Dataset content start
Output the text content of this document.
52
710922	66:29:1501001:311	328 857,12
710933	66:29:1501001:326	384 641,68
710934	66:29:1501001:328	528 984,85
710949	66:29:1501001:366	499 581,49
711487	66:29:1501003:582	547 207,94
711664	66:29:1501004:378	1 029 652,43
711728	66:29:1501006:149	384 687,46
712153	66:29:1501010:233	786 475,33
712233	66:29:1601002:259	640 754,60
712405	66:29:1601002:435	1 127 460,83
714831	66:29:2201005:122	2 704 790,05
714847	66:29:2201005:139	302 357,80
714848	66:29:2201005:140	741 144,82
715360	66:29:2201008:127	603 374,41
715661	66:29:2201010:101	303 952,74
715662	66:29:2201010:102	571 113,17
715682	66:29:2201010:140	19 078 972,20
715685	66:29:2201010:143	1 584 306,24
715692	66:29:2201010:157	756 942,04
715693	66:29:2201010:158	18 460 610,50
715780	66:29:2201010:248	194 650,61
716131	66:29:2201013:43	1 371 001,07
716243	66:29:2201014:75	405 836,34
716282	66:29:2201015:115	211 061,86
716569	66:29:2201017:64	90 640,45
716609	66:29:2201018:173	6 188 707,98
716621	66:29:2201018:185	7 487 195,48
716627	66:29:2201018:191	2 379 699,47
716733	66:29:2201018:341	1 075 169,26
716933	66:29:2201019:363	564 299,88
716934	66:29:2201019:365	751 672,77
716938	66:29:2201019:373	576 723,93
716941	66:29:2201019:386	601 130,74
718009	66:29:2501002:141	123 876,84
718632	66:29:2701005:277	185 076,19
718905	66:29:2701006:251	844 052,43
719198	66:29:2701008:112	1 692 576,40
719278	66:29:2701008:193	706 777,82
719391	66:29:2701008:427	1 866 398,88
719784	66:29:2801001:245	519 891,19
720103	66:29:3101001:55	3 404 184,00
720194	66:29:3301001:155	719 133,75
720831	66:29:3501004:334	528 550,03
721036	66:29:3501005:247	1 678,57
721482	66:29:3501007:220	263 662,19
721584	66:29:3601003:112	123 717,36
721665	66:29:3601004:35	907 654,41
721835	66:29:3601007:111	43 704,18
Dataset content end
Dataset content start
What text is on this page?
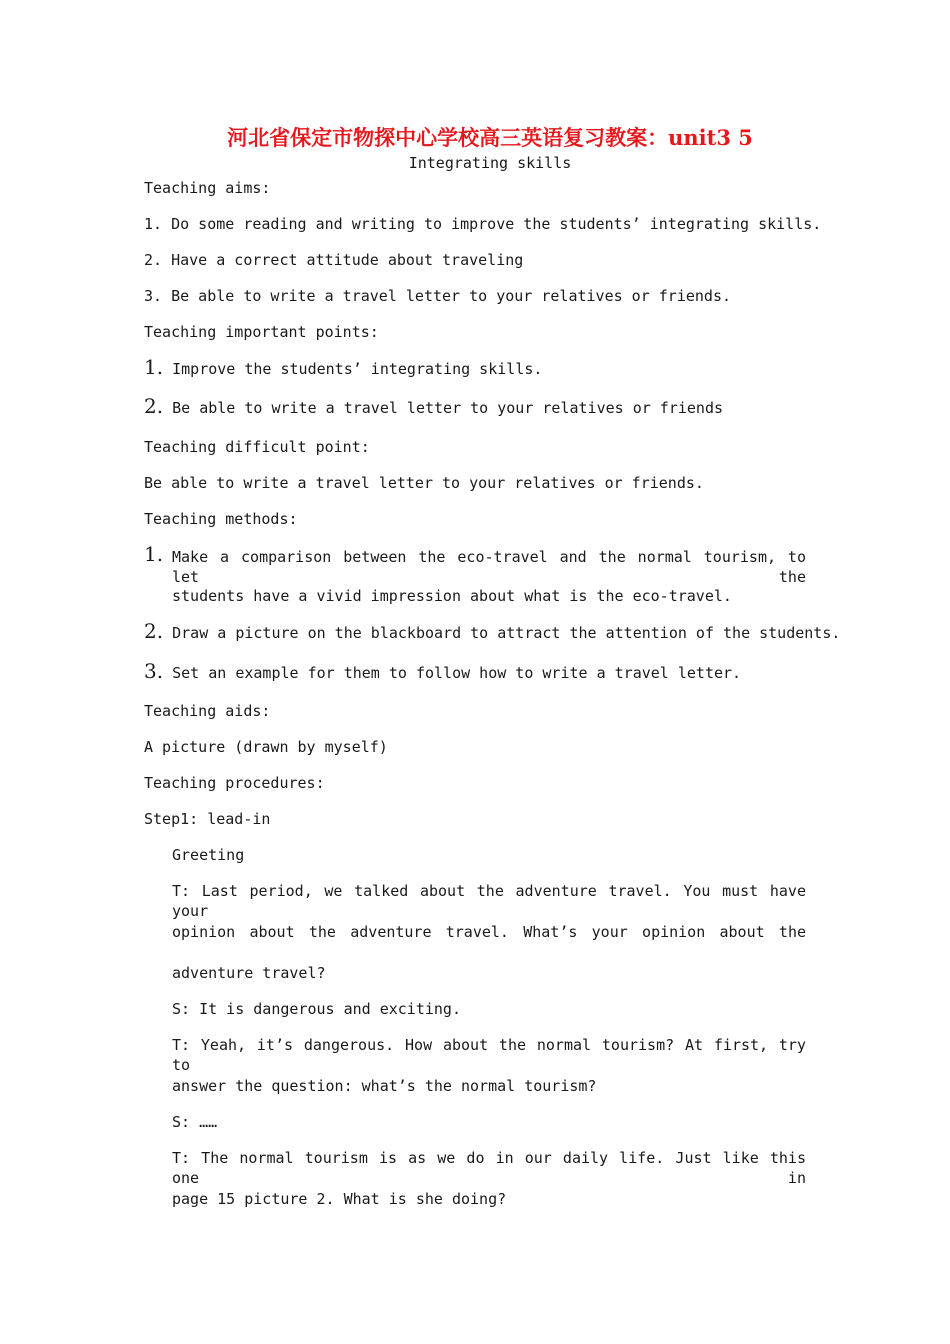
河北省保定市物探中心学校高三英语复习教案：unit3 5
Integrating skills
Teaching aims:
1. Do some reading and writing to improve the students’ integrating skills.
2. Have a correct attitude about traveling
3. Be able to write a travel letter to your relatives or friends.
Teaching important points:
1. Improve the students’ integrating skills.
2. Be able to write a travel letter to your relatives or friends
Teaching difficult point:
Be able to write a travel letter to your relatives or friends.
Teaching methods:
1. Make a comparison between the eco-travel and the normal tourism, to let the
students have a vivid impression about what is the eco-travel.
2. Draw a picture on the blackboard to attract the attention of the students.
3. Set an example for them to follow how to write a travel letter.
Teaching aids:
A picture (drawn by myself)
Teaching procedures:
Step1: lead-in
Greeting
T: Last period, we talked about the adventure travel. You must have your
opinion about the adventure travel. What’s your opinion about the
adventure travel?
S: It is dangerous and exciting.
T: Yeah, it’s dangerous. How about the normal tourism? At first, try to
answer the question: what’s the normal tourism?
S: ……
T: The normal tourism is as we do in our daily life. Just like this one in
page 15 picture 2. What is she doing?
Dataset content end
• **Given exercise**:
List the lines of the entries that include "dangerous".

• **Correct answer**:
S: It is dangerous and exciting.
T: Yeah, it’s dangerous. How about the normal tourism? At first, try to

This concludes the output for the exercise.